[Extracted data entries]
◆ ◆ ◆

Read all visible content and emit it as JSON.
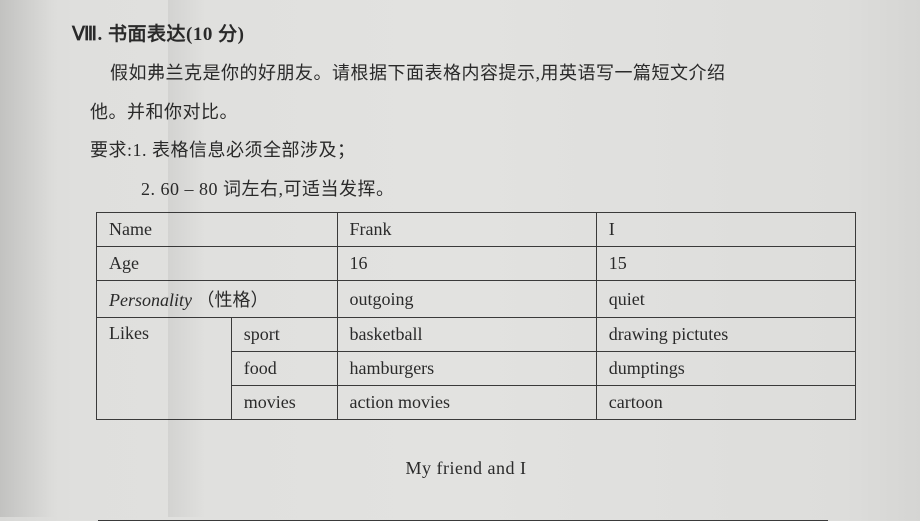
{
  "header": {
    "section_num": "Ⅷ.",
    "section_title": "书面表达",
    "points": "(10 分)"
  },
  "prompt": {
    "line1": "假如弗兰克是你的好朋友。请根据下面表格内容提示,用英语写一篇短文介绍",
    "line2": "他。并和你对比。",
    "req_label": "要求:",
    "req1": "1. 表格信息必须全部涉及；",
    "req2": "2. 60 – 80 词左右,可适当发挥。"
  },
  "table": {
    "rows": {
      "name": {
        "label": "Name",
        "frank": "Frank",
        "i": "I"
      },
      "age": {
        "label": "Age",
        "frank": "16",
        "i": "15"
      },
      "personality": {
        "label_en": "Personality",
        "label_zh": "（性格）",
        "frank": "outgoing",
        "i": "quiet"
      },
      "likes_label": "Likes",
      "sport": {
        "sub": "sport",
        "frank": "basketball",
        "i": "drawing pictutes"
      },
      "food": {
        "sub": "food",
        "frank": "hamburgers",
        "i": "dumptings"
      },
      "movies": {
        "sub": "movies",
        "frank": "action movies",
        "i": "cartoon"
      }
    }
  },
  "essay": {
    "title": "My friend and I"
  },
  "style": {
    "text_color": "#2a2a2a",
    "border_color": "#3a3a3a",
    "bg_tone": "#e0e0de"
  }
}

◆ ◆ ◆

[Task requirements] Quote all of the entries word for word, omitting any pictures.

[Reply]
Read all visible content and emit it as JSON.
{
  "header": {
    "section_num": "Ⅷ.",
    "section_title": "书面表达",
    "points": "(10 分)"
  },
  "prompt": {
    "line1": "假如弗兰克是你的好朋友。请根据下面表格内容提示,用英语写一篇短文介绍",
    "line2": "他。并和你对比。",
    "req_label": "要求:",
    "req1": "1. 表格信息必须全部涉及；",
    "req2": "2. 60 – 80 词左右,可适当发挥。"
  },
  "table": {
    "rows": {
      "name": {
        "label": "Name",
        "frank": "Frank",
        "i": "I"
      },
      "age": {
        "label": "Age",
        "frank": "16",
        "i": "15"
      },
      "personality": {
        "label_en": "Personality",
        "label_zh": "（性格）",
        "frank": "outgoing",
        "i": "quiet"
      },
      "likes_label": "Likes",
      "sport": {
        "sub": "sport",
        "frank": "basketball",
        "i": "drawing pictutes"
      },
      "food": {
        "sub": "food",
        "frank": "hamburgers",
        "i": "dumptings"
      },
      "movies": {
        "sub": "movies",
        "frank": "action movies",
        "i": "cartoon"
      }
    }
  },
  "essay": {
    "title": "My friend and I"
  },
  "style": {
    "text_color": "#2a2a2a",
    "border_color": "#3a3a3a",
    "bg_tone": "#e0e0de"
  }
}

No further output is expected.